WHAT YOU HAVE TO DO
Repeat, exactly and only, the lines from the one containing "Read all visible" to the last line, inclusive; do not repeat the pictures.
■ ■ ■
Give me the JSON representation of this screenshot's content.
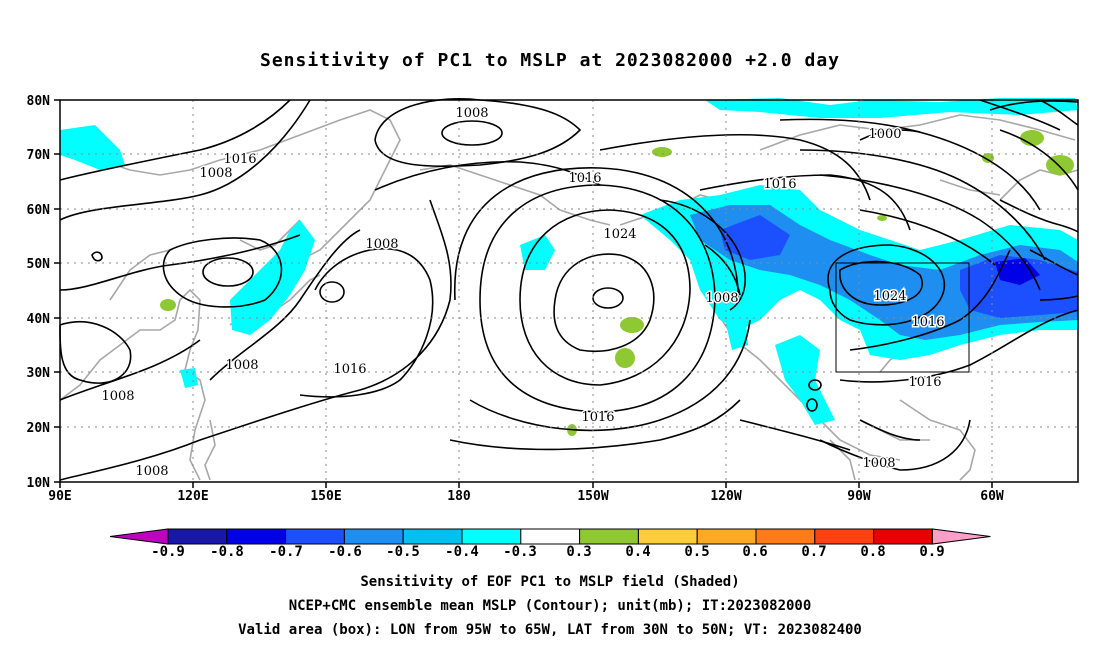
{
  "title": "Sensitivity of PC1 to MSLP at 2023082000 +2.0 day",
  "lat_labels": [
    "80N",
    "70N",
    "60N",
    "50N",
    "40N",
    "30N",
    "20N",
    "10N"
  ],
  "lon_labels": [
    "90E",
    "120E",
    "150E",
    "180",
    "150W",
    "120W",
    "90W",
    "60W"
  ],
  "contour_labels": [
    {
      "text": "1008"
    },
    {
      "text": "1016"
    },
    {
      "text": "1008"
    },
    {
      "text": "1008"
    },
    {
      "text": "1016"
    },
    {
      "text": "1024"
    },
    {
      "text": "1016"
    },
    {
      "text": "1000"
    },
    {
      "text": "1008"
    },
    {
      "text": "1024"
    },
    {
      "text": "1016"
    },
    {
      "text": "1016"
    },
    {
      "text": "1016"
    },
    {
      "text": "1008"
    },
    {
      "text": "1008"
    },
    {
      "text": "1016"
    },
    {
      "text": "1008"
    },
    {
      "text": "1008"
    }
  ],
  "colorbar": {
    "labels": [
      "-0.9",
      "-0.8",
      "-0.7",
      "-0.6",
      "-0.5",
      "-0.4",
      "-0.3",
      "0.3",
      "0.4",
      "0.5",
      "0.6",
      "0.7",
      "0.8",
      "0.9"
    ],
    "colors": [
      "#c000c0",
      "#1818a8",
      "#0000e6",
      "#1c50ff",
      "#1e8ef0",
      "#00c0f0",
      "#00ffff",
      "#ffffff",
      "#8ec832",
      "#ffcc3a",
      "#ffaa22",
      "#ff7c18",
      "#ff4010",
      "#e80000",
      "#ff9ec8"
    ]
  },
  "valid_box": {
    "lon_min": "95W",
    "lon_max": "65W",
    "lat_min": "30N",
    "lat_max": "50N"
  },
  "captions": [
    "Sensitivity of EOF PC1 to MSLP field (Shaded)",
    "NCEP+CMC ensemble mean MSLP (Contour); unit(mb); IT:2023082000",
    "Valid area (box): LON from 95W to 65W, LAT from 30N to 50N; VT: 2023082400"
  ]
}
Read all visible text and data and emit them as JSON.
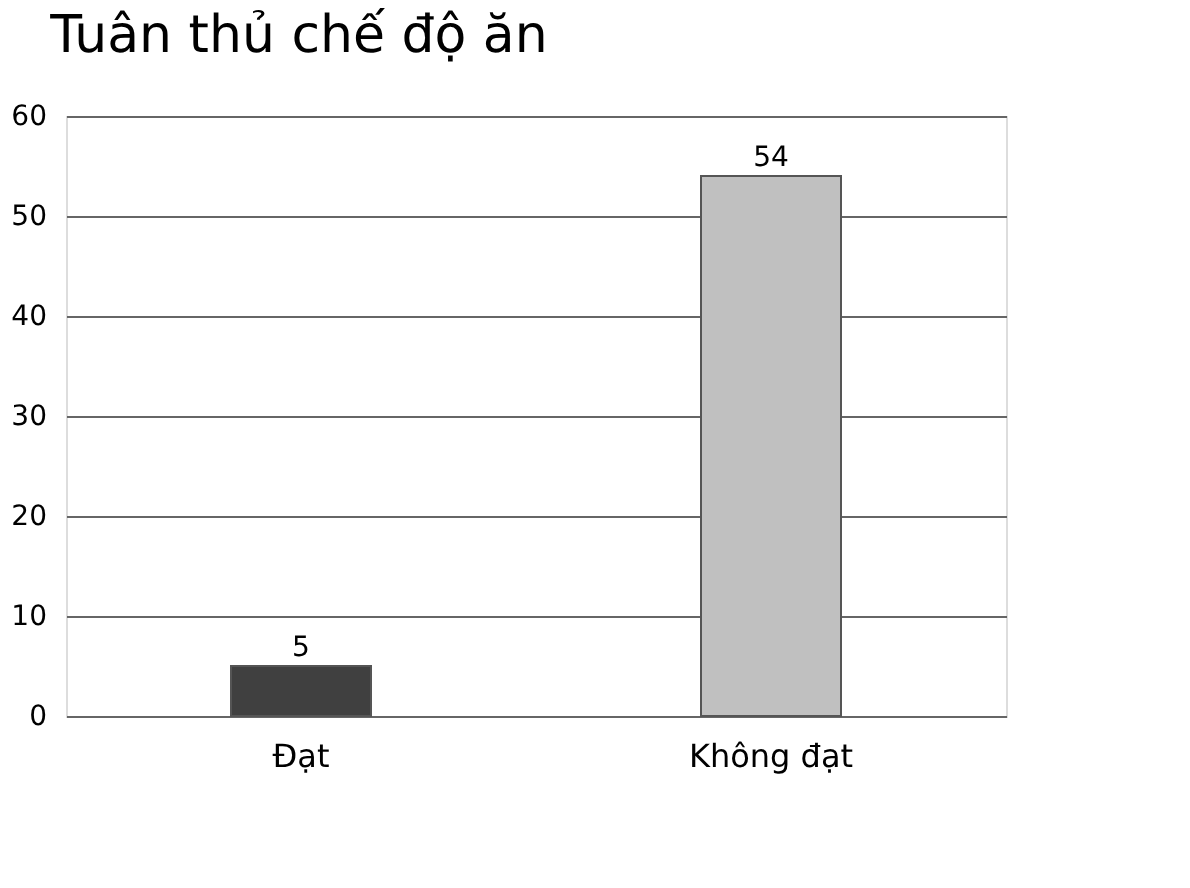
{
  "chart_data": {
    "type": "bar",
    "title": "Tuân thủ chế độ ăn",
    "categories": [
      "Đạt",
      "Không đạt"
    ],
    "values": [
      5,
      54
    ],
    "colors": [
      "#404040",
      "#c0c0c0"
    ],
    "ylim": [
      0,
      60
    ],
    "yticks": [
      0,
      10,
      20,
      30,
      40,
      50,
      60
    ],
    "grid": "y",
    "data_labels": true
  }
}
■ ■ ■
RESULT FOR THIS EXERCISE
Read all visible text and data and emit them as JSON.
{
  "chart_data": {
    "type": "bar",
    "title": "Tuân thủ chế độ ăn",
    "categories": [
      "Đạt",
      "Không đạt"
    ],
    "values": [
      5,
      54
    ],
    "colors": [
      "#404040",
      "#c0c0c0"
    ],
    "ylim": [
      0,
      60
    ],
    "yticks": [
      0,
      10,
      20,
      30,
      40,
      50,
      60
    ],
    "grid": "y",
    "data_labels": true
  }
}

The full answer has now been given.